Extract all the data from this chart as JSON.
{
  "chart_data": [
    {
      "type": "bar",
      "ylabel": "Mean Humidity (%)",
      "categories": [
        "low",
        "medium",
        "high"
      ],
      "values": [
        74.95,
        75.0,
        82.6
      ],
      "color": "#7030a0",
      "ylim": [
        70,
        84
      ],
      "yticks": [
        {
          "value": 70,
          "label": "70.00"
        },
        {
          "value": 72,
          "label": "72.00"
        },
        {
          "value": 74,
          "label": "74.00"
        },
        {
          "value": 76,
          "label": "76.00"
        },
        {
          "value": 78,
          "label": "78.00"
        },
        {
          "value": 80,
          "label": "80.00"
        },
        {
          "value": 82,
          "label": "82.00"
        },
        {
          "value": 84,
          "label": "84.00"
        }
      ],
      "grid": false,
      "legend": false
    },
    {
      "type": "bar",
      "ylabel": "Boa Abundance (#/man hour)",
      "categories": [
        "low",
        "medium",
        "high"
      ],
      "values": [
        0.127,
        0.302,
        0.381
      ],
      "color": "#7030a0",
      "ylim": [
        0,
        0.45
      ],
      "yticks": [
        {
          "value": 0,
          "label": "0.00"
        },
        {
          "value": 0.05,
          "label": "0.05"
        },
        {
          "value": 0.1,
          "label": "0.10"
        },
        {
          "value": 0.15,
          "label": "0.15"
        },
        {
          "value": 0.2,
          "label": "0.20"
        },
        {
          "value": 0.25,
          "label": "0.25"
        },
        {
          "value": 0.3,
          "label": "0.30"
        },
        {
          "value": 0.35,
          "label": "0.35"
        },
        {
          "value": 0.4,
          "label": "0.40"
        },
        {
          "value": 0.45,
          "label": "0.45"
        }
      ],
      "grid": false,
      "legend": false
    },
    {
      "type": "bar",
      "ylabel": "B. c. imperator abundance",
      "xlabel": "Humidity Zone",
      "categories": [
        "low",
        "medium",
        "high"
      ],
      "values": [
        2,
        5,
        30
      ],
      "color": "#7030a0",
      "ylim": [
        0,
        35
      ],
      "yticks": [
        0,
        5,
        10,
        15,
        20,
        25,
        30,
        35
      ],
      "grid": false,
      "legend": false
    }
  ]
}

== Directive ==
Determine how many lines contain the word "Humidity" and reply with that number alone.

== Exercise solution ==
2